Goal of the exercise ::
Review the material line by line. Identify and copy every line that contains the string "sung".

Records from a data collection
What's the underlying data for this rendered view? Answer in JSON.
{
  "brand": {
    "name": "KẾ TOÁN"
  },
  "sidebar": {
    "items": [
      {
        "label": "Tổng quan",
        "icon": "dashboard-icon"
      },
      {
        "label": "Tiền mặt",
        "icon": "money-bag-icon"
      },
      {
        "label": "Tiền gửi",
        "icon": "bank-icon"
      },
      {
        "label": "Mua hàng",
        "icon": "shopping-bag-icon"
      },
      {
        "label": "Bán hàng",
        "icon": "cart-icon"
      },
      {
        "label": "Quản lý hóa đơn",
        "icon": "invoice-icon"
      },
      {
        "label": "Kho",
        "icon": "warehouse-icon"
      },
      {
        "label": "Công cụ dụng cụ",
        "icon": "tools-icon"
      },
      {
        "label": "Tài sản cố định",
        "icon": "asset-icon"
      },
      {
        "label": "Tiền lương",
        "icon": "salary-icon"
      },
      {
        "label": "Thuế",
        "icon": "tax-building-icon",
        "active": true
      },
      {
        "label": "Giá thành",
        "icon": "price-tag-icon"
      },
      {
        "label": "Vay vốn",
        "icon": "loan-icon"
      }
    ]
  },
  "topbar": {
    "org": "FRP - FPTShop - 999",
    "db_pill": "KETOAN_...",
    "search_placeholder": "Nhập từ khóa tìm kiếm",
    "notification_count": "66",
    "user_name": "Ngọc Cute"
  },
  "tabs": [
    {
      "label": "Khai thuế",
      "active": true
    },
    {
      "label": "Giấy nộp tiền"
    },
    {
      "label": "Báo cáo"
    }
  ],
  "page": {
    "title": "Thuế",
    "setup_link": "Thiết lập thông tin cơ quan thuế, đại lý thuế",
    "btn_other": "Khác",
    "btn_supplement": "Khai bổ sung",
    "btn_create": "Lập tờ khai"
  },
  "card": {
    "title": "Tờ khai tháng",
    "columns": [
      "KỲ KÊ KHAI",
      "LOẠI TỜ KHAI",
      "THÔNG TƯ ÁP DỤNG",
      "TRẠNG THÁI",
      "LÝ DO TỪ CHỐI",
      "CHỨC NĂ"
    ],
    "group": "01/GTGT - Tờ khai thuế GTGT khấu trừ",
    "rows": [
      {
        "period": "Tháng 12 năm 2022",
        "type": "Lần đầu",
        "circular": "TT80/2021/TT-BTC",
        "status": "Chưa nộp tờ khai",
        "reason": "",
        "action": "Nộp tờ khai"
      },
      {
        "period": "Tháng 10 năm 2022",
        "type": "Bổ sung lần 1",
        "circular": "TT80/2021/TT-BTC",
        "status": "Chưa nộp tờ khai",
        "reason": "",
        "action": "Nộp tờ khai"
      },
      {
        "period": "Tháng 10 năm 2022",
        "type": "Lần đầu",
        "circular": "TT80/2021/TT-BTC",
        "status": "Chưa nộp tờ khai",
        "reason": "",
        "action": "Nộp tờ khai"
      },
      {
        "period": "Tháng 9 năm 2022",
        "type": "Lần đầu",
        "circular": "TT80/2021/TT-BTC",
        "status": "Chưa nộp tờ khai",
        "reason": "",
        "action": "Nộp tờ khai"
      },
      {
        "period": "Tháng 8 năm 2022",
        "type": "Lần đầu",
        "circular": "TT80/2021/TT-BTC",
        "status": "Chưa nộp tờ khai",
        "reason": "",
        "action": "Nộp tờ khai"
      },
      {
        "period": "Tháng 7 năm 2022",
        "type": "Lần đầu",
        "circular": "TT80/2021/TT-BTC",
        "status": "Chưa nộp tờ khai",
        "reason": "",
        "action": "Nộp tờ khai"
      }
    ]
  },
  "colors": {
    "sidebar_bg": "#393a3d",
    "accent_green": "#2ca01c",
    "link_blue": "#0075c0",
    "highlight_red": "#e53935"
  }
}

Exercise answer ::
    "btn_supplement": "Khai bổ sung",
        "type": "Bổ sung lần 1",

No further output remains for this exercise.